TASK INSTRUCTIONS: Find each line holding the word "keep" and give the number of such lines, nothing else.

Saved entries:
+ + + +
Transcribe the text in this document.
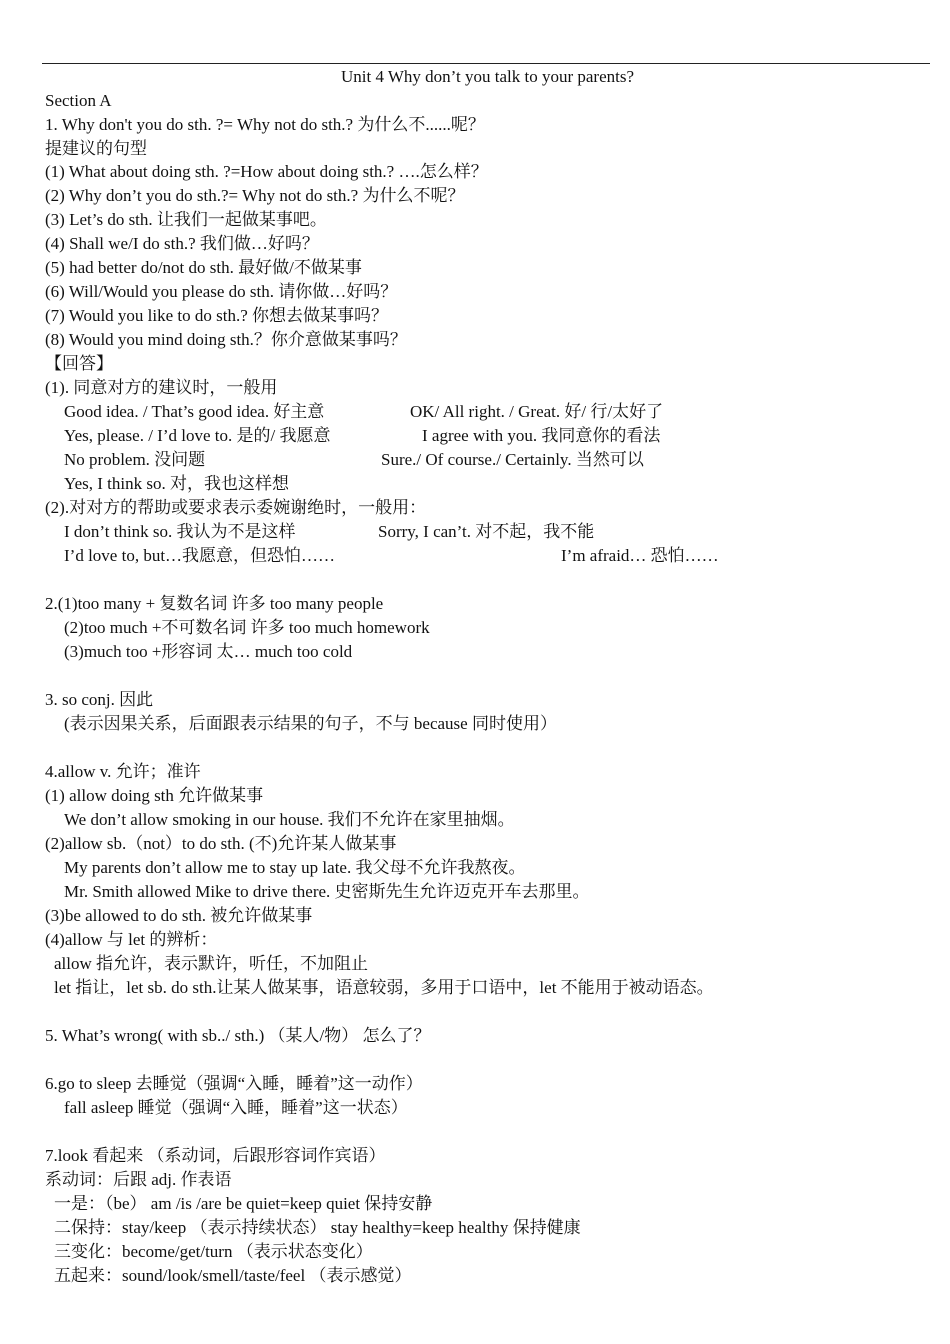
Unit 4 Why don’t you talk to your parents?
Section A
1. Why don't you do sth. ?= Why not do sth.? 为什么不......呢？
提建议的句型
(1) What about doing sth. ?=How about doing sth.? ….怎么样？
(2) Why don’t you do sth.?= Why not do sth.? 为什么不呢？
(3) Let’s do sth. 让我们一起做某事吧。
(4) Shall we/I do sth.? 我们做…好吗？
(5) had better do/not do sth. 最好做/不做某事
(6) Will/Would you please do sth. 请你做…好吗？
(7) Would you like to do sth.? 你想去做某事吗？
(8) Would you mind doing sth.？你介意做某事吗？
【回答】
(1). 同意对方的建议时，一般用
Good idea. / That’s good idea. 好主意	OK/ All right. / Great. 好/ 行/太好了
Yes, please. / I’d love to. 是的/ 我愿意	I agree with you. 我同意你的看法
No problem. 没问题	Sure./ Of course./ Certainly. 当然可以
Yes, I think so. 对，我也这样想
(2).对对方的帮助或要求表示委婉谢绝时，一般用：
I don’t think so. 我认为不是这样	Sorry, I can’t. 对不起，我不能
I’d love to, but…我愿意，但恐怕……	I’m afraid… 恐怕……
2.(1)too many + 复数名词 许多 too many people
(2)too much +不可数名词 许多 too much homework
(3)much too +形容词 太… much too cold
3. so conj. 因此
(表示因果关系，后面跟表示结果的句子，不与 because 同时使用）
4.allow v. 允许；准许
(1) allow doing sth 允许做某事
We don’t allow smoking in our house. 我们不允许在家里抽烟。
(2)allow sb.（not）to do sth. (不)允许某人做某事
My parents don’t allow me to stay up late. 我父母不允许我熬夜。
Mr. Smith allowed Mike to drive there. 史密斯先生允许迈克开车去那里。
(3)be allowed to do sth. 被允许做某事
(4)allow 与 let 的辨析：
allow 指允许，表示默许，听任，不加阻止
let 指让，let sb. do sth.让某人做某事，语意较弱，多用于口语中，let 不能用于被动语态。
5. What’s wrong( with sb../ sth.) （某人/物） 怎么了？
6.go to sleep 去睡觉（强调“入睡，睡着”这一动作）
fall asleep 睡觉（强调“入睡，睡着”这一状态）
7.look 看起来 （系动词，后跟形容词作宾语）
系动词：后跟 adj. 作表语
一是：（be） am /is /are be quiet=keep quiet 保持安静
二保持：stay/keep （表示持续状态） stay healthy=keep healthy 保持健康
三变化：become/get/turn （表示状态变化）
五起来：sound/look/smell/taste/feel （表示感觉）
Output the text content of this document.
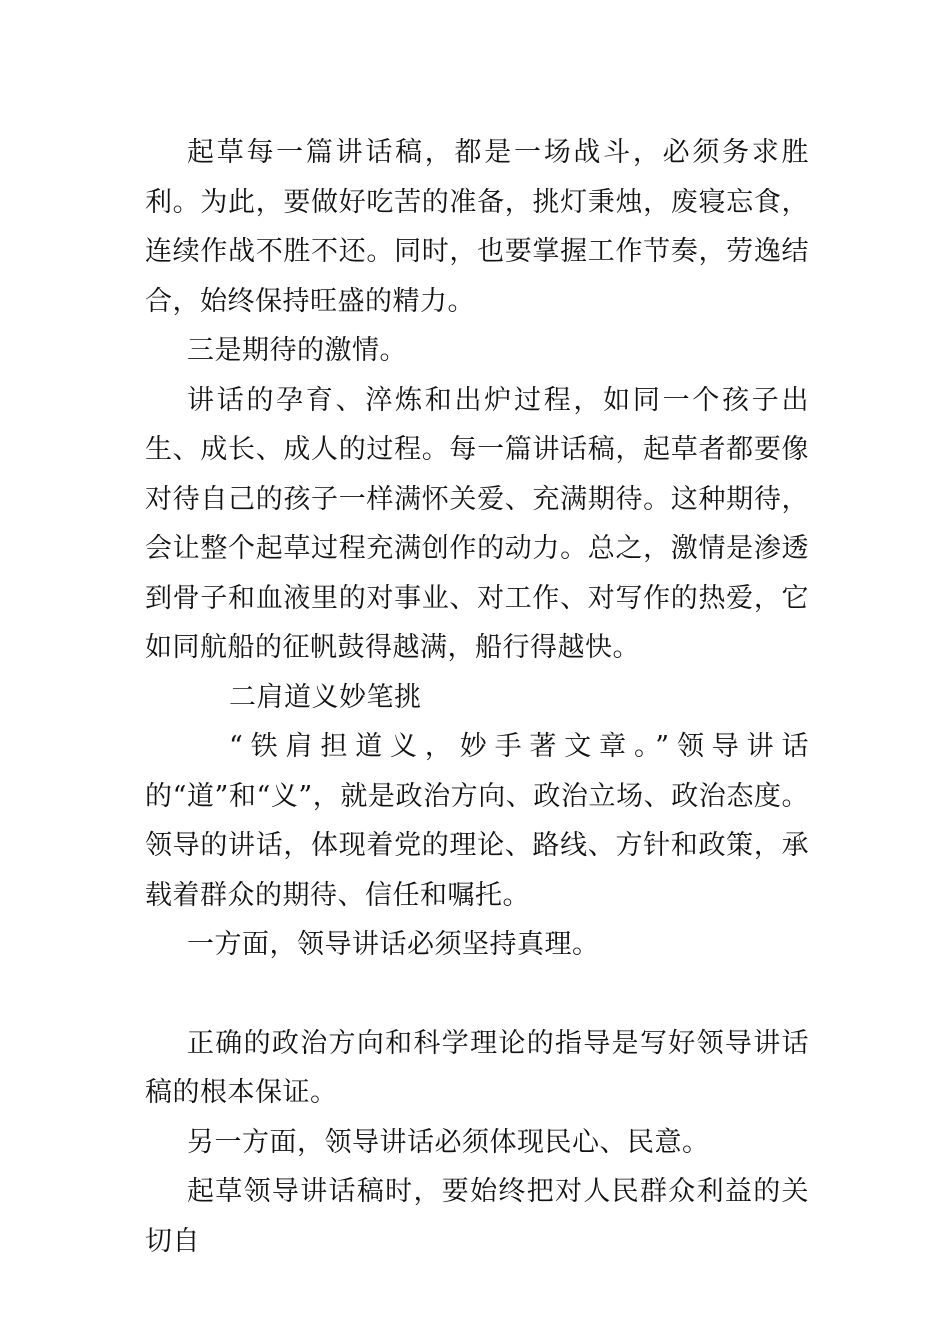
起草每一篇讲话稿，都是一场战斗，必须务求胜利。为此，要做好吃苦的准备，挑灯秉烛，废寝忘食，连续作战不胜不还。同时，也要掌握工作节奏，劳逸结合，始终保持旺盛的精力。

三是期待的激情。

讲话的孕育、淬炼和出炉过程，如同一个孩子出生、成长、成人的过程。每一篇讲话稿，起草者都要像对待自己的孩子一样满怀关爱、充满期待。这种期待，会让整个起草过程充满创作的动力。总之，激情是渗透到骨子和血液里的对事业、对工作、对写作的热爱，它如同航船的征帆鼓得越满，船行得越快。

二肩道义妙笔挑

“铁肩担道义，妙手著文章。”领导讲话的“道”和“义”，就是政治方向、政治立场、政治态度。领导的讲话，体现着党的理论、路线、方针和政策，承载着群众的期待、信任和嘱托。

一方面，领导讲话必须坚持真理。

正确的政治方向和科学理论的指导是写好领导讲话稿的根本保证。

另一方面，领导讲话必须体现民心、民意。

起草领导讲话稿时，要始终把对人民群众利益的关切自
+ + + +
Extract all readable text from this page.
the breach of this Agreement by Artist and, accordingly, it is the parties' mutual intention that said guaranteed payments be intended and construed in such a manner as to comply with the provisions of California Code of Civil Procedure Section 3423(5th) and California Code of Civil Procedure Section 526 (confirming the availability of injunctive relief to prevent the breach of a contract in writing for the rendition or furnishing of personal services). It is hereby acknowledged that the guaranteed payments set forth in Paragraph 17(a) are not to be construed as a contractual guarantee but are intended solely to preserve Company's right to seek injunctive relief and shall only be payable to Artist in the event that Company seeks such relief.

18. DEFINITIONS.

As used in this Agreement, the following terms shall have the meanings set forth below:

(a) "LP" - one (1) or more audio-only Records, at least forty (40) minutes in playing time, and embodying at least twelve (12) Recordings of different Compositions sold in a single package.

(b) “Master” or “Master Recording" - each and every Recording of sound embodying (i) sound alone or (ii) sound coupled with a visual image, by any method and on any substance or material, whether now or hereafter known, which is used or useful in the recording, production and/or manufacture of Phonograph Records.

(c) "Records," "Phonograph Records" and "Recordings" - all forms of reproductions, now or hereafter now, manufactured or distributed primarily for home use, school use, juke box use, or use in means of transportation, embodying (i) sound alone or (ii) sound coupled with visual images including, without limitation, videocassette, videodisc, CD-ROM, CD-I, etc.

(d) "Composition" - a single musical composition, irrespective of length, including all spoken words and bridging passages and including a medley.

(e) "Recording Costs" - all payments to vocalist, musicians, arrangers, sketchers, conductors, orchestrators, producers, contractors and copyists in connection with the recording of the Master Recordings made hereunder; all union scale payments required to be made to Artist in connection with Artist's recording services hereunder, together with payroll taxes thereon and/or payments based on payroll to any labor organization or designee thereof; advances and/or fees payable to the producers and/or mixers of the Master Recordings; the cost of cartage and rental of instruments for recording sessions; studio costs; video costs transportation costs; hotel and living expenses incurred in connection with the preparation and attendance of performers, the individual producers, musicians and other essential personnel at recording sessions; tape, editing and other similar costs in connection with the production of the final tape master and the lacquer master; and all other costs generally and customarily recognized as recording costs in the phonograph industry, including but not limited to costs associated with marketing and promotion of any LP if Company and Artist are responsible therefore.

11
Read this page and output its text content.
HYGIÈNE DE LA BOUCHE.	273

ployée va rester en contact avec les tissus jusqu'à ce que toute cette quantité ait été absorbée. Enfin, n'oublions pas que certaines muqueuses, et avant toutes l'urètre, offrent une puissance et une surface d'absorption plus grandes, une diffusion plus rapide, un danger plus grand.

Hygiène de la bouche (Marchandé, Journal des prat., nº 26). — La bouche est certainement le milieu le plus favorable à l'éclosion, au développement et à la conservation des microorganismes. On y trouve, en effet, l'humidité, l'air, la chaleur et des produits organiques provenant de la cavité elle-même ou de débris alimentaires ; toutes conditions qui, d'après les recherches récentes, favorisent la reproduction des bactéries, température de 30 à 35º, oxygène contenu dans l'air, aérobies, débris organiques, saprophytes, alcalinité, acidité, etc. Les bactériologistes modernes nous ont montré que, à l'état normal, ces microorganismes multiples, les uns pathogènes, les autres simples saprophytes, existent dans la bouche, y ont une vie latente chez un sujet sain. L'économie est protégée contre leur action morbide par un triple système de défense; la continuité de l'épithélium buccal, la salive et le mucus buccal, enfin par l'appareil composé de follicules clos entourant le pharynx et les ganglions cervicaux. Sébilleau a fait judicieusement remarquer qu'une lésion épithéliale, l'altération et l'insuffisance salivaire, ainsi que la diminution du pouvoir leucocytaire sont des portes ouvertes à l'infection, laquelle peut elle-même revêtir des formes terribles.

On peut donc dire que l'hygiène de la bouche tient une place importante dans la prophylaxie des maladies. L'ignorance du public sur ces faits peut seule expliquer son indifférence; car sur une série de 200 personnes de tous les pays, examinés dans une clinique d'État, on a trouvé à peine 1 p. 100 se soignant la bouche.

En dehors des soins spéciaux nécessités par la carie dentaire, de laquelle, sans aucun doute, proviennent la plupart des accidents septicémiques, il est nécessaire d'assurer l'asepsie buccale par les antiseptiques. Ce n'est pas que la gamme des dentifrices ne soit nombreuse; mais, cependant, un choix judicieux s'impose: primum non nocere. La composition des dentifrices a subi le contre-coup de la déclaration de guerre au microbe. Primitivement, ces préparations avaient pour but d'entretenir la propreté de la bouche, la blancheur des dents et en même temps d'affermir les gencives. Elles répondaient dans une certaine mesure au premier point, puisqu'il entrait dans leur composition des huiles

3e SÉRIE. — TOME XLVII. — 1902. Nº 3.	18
+ + + +
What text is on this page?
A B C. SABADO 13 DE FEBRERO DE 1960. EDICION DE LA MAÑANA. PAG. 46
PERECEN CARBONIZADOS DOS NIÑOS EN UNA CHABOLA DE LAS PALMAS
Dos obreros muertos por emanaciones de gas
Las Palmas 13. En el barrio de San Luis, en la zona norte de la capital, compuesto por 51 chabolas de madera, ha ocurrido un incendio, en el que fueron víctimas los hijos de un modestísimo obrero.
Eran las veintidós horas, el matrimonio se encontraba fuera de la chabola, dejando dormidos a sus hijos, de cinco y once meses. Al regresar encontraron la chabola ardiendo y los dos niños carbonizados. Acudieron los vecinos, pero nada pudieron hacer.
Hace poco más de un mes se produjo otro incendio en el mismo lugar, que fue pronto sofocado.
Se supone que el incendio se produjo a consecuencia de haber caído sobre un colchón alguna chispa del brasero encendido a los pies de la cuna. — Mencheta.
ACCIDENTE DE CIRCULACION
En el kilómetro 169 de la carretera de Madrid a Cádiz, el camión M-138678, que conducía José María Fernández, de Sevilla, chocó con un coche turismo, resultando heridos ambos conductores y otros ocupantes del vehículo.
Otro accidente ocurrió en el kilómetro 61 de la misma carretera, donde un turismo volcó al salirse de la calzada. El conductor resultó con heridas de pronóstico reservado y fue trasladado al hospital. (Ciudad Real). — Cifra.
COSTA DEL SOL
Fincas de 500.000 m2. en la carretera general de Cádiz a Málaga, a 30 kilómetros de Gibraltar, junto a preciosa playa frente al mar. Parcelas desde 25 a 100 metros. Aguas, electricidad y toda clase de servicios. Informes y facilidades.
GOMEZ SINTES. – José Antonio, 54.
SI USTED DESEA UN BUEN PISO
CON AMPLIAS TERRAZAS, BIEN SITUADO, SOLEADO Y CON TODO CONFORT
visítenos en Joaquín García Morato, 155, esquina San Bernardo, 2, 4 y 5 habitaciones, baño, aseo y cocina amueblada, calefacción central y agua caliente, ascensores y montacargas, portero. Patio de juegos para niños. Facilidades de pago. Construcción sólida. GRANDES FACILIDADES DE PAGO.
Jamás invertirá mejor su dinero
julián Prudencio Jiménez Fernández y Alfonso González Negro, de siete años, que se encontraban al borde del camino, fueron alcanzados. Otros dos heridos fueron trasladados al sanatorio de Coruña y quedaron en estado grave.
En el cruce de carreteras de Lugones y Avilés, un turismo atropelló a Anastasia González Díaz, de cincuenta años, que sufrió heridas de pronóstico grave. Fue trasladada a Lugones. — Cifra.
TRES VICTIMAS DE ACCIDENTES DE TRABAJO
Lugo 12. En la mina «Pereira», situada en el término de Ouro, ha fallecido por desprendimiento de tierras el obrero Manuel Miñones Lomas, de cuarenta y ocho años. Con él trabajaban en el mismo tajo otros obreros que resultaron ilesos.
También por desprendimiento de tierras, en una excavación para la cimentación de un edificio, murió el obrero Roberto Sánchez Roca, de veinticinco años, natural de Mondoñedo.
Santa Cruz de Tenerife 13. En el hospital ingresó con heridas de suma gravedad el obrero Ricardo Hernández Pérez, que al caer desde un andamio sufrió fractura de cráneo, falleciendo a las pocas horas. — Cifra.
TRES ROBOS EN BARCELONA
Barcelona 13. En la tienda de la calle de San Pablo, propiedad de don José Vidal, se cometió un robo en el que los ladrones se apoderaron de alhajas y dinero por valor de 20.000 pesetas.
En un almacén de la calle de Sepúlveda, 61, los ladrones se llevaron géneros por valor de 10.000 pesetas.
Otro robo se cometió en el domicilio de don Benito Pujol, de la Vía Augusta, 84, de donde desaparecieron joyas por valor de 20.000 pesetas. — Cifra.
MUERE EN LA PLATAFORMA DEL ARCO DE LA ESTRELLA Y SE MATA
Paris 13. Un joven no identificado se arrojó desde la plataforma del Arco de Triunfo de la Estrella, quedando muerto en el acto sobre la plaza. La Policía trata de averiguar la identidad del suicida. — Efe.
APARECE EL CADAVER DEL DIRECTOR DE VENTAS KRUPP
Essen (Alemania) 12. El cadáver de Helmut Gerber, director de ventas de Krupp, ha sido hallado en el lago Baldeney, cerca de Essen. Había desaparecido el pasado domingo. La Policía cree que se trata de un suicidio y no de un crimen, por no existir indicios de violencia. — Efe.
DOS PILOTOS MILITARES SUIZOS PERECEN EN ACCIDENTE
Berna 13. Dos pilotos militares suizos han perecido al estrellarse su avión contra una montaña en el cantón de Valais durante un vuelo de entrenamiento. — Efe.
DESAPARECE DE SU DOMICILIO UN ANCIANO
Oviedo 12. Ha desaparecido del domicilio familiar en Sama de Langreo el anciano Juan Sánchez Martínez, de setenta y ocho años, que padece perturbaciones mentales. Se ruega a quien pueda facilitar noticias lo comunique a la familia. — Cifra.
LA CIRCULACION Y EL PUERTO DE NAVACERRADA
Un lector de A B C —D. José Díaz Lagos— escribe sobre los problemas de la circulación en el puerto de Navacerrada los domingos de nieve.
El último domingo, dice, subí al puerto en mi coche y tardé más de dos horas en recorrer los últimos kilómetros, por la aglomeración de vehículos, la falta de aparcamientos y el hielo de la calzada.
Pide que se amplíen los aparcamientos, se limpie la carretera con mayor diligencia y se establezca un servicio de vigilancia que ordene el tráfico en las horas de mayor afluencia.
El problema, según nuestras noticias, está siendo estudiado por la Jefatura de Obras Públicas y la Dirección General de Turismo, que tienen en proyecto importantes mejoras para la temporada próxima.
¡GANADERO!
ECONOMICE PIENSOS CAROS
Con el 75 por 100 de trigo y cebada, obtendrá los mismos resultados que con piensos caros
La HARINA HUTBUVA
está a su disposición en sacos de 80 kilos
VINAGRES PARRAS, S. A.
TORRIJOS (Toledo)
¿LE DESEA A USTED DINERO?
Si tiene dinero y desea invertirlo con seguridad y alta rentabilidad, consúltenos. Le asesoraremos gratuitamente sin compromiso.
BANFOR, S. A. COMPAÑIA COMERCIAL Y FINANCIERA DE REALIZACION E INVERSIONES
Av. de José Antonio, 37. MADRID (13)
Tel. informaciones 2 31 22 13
+ + + +
SOLUTION TO THIS TASK: 2